:: WHAT TO PRODUCE ::
Copy each line below without leaving any out.

Raw records
★ ★ ★ ★ ★ ★ ★
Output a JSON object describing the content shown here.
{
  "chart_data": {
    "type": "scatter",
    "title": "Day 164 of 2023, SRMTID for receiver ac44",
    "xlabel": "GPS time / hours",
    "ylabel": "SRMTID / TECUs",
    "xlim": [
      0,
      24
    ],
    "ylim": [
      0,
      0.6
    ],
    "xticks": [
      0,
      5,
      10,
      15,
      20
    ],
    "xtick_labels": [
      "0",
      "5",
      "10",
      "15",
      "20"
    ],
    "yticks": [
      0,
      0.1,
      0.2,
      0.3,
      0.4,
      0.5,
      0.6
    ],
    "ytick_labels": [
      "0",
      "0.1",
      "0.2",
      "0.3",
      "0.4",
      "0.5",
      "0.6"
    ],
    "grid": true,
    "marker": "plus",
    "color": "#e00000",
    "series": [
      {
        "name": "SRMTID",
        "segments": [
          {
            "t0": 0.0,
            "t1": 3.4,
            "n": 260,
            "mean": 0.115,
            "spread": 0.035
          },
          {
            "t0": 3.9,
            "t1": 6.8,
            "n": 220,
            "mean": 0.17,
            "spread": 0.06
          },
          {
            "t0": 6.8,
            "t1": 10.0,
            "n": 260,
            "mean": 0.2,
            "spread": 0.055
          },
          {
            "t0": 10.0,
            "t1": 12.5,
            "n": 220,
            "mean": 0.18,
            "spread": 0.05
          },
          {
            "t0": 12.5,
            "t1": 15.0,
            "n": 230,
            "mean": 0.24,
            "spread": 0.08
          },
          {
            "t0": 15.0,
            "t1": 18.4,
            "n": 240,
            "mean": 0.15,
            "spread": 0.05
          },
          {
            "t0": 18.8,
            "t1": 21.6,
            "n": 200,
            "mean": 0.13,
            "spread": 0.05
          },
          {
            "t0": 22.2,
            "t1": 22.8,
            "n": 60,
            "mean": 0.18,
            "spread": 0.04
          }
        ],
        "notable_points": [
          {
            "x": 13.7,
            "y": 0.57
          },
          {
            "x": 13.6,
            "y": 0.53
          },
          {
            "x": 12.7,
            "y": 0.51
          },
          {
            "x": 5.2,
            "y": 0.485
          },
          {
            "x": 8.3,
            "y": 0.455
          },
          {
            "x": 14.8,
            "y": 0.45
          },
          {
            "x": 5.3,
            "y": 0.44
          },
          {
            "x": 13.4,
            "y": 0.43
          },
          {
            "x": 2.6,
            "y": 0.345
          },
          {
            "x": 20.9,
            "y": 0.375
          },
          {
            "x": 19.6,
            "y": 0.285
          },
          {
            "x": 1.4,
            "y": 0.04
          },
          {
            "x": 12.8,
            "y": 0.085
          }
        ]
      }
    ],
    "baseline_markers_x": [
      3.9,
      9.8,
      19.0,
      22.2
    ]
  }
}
★ ★ ★ ★ ★ ★ ★
:: RESULT BELOW ::
Output a JSON object describing the content shown here.
{
  "chart_data": {
    "type": "scatter",
    "title": "Day 164 of 2023, SRMTID for receiver ac44",
    "xlabel": "GPS time / hours",
    "ylabel": "SRMTID / TECUs",
    "xlim": [
      0,
      24
    ],
    "ylim": [
      0,
      0.6
    ],
    "xticks": [
      0,
      5,
      10,
      15,
      20
    ],
    "xtick_labels": [
      "0",
      "5",
      "10",
      "15",
      "20"
    ],
    "yticks": [
      0,
      0.1,
      0.2,
      0.3,
      0.4,
      0.5,
      0.6
    ],
    "ytick_labels": [
      "0",
      "0.1",
      "0.2",
      "0.3",
      "0.4",
      "0.5",
      "0.6"
    ],
    "grid": true,
    "marker": "plus",
    "color": "#e00000",
    "series": [
      {
        "name": "SRMTID",
        "segments": [
          {
            "t0": 0.0,
            "t1": 3.4,
            "n": 260,
            "mean": 0.115,
            "spread": 0.035
          },
          {
            "t0": 3.9,
            "t1": 6.8,
            "n": 220,
            "mean": 0.17,
            "spread": 0.06
          },
          {
            "t0": 6.8,
            "t1": 10.0,
            "n": 260,
            "mean": 0.2,
            "spread": 0.055
          },
          {
            "t0": 10.0,
            "t1": 12.5,
            "n": 220,
            "mean": 0.18,
            "spread": 0.05
          },
          {
            "t0": 12.5,
            "t1": 15.0,
            "n": 230,
            "mean": 0.24,
            "spread": 0.08
          },
          {
            "t0": 15.0,
            "t1": 18.4,
            "n": 240,
            "mean": 0.15,
            "spread": 0.05
          },
          {
            "t0": 18.8,
            "t1": 21.6,
            "n": 200,
            "mean": 0.13,
            "spread": 0.05
          },
          {
            "t0": 22.2,
            "t1": 22.8,
            "n": 60,
            "mean": 0.18,
            "spread": 0.04
          }
        ],
        "notable_points": [
          {
            "x": 13.7,
            "y": 0.57
          },
          {
            "x": 13.6,
            "y": 0.53
          },
          {
            "x": 12.7,
            "y": 0.51
          },
          {
            "x": 5.2,
            "y": 0.485
          },
          {
            "x": 8.3,
            "y": 0.455
          },
          {
            "x": 14.8,
            "y": 0.45
          },
          {
            "x": 5.3,
            "y": 0.44
          },
          {
            "x": 13.4,
            "y": 0.43
          },
          {
            "x": 2.6,
            "y": 0.345
          },
          {
            "x": 20.9,
            "y": 0.375
          },
          {
            "x": 19.6,
            "y": 0.285
          },
          {
            "x": 1.4,
            "y": 0.04
          },
          {
            "x": 12.8,
            "y": 0.085
          }
        ]
      }
    ],
    "baseline_markers_x": [
      3.9,
      9.8,
      19.0,
      22.2
    ]
  }
}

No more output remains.